---- Extracted data

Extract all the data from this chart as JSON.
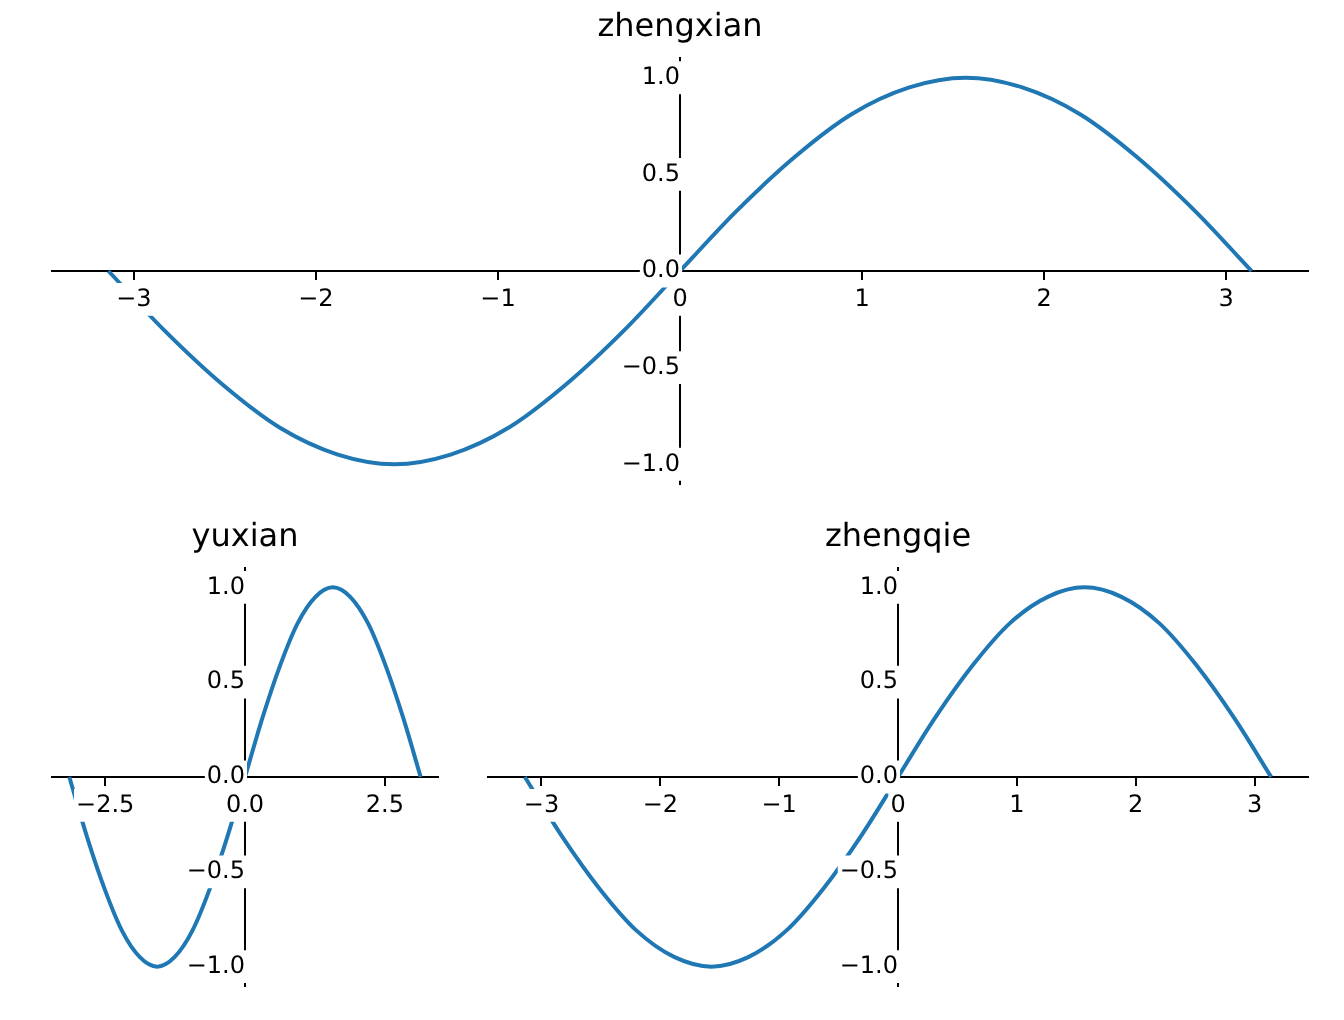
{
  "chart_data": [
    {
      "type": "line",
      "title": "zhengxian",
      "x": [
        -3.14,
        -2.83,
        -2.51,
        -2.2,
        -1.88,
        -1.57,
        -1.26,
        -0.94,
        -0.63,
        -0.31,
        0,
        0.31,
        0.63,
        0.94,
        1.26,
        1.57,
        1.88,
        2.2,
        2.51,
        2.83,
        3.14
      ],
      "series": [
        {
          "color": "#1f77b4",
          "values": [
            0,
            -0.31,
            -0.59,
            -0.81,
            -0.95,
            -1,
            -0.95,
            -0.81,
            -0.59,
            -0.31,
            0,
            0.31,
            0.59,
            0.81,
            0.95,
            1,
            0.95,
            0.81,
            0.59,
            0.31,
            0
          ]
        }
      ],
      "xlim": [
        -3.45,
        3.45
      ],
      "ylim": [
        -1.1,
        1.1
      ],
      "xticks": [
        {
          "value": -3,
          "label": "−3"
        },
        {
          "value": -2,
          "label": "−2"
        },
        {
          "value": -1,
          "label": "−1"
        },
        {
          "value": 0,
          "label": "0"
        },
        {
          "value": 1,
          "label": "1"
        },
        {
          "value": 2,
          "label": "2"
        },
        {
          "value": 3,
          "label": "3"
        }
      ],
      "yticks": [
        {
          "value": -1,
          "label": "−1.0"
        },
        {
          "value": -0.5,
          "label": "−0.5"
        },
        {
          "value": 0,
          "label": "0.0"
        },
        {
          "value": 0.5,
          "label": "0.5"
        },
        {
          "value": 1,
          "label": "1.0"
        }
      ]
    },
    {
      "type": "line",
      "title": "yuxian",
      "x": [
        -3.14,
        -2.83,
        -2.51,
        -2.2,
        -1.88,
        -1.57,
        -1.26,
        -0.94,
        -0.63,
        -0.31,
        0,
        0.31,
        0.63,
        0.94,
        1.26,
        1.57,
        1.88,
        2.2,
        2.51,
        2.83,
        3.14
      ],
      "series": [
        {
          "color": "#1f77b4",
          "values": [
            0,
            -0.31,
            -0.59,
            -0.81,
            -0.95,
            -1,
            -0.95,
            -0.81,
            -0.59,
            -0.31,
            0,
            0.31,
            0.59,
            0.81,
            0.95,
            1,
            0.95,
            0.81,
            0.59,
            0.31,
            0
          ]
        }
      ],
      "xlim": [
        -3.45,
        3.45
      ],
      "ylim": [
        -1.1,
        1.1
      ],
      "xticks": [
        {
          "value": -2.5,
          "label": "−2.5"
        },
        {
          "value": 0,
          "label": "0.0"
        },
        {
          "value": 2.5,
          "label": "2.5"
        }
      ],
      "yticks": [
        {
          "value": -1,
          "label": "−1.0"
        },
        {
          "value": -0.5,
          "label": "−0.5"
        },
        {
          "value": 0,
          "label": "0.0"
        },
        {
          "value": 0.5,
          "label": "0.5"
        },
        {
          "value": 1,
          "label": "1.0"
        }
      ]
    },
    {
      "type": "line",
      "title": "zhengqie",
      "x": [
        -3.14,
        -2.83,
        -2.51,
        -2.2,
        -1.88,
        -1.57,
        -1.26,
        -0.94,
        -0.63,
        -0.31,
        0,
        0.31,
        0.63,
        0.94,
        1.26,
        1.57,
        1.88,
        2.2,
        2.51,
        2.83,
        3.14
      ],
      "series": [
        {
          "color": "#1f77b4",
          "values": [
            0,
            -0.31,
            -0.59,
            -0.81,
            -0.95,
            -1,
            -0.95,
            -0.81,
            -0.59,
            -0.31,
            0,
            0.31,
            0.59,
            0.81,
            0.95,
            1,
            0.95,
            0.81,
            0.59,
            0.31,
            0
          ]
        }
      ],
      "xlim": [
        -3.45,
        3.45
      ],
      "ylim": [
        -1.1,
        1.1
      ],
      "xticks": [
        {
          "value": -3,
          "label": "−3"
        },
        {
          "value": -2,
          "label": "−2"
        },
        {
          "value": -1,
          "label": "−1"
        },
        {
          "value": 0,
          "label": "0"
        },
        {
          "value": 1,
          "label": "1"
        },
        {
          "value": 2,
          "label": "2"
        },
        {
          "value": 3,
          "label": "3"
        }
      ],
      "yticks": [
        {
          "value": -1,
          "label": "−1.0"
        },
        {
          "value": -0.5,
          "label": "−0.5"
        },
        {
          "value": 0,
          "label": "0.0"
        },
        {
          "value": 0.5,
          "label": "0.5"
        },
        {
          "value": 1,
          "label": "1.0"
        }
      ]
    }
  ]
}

--------
---- Extracted data

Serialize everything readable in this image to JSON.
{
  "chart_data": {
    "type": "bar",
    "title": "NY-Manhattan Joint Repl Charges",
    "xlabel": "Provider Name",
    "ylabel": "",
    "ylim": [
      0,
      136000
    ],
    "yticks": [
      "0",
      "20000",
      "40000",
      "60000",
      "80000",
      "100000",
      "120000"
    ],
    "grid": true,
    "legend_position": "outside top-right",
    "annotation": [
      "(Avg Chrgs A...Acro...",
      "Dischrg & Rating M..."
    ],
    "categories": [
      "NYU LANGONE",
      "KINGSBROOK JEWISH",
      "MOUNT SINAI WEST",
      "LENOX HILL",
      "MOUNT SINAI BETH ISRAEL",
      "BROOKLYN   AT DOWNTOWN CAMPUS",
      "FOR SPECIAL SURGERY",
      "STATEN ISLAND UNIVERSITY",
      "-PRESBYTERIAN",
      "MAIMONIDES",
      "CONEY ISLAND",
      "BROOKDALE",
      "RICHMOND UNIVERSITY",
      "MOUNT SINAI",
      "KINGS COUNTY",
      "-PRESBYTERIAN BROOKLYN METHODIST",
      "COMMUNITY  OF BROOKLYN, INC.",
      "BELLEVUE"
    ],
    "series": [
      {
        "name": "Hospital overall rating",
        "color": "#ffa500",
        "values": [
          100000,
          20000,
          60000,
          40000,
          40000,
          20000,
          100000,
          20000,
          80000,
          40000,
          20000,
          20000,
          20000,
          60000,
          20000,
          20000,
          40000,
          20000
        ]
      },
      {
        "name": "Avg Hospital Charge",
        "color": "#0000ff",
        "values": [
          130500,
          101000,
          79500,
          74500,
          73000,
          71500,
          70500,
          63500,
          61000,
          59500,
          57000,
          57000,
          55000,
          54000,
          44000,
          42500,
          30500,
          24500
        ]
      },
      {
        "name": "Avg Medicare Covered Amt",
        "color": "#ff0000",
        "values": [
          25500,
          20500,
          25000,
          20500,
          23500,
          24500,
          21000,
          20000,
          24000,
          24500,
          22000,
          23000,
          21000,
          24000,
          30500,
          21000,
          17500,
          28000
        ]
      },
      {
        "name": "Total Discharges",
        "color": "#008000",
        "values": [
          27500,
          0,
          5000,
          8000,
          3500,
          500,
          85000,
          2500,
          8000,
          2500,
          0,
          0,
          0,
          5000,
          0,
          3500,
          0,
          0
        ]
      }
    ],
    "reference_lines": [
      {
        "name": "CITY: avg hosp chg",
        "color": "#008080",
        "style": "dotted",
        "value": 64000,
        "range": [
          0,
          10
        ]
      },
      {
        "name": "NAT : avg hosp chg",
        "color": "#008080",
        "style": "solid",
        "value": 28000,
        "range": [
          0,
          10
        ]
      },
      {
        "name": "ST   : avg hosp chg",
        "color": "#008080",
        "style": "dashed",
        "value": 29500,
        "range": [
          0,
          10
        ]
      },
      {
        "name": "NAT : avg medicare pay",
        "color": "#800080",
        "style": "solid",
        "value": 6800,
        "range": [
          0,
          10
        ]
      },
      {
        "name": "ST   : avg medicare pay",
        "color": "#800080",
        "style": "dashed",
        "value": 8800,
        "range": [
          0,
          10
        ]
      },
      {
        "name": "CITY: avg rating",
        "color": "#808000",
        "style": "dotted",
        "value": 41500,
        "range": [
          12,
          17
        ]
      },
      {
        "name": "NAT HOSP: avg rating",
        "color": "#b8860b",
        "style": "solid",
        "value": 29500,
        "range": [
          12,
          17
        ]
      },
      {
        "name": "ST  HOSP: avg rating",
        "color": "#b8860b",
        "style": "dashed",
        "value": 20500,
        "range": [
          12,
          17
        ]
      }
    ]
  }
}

--------
---- Extracted data

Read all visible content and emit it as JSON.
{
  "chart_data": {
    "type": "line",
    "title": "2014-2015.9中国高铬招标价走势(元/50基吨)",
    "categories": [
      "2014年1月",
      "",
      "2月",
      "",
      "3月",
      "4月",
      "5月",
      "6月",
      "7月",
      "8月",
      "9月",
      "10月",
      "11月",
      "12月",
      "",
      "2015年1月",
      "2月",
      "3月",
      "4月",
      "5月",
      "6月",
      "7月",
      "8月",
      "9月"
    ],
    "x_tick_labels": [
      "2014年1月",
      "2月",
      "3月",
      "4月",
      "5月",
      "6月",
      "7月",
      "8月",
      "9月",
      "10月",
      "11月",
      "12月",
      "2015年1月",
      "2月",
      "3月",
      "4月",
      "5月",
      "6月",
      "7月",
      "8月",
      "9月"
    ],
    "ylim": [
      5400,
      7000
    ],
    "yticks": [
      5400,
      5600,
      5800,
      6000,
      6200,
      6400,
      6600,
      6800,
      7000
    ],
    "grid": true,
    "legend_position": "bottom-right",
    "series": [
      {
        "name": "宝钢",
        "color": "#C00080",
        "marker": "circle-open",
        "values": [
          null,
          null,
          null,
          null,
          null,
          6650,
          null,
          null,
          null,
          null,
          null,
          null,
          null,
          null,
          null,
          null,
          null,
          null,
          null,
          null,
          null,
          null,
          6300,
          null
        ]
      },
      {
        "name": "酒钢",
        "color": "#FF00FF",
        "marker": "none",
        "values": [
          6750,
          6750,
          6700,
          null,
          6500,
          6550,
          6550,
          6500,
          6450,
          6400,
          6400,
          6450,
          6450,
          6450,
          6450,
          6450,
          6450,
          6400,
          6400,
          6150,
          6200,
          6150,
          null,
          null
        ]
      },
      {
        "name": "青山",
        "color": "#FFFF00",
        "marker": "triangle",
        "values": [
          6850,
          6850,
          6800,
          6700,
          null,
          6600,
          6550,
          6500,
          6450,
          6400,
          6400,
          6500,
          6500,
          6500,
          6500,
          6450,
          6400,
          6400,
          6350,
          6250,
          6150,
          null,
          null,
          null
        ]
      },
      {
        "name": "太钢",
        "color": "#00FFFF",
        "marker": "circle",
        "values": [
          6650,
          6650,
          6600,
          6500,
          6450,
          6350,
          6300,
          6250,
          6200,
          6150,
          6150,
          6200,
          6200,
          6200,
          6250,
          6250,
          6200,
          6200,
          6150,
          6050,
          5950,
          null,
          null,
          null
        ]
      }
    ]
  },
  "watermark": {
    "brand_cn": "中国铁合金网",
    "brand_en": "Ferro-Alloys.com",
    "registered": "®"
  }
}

--------

Work to do:
Filter the listing above by the word "BROOKLYN"; copy each line that passes.

Written answer:
      "BROOKLYN   AT DOWNTOWN CAMPUS",
      "-PRESBYTERIAN BROOKLYN METHODIST",
      "COMMUNITY  OF BROOKLYN, INC.",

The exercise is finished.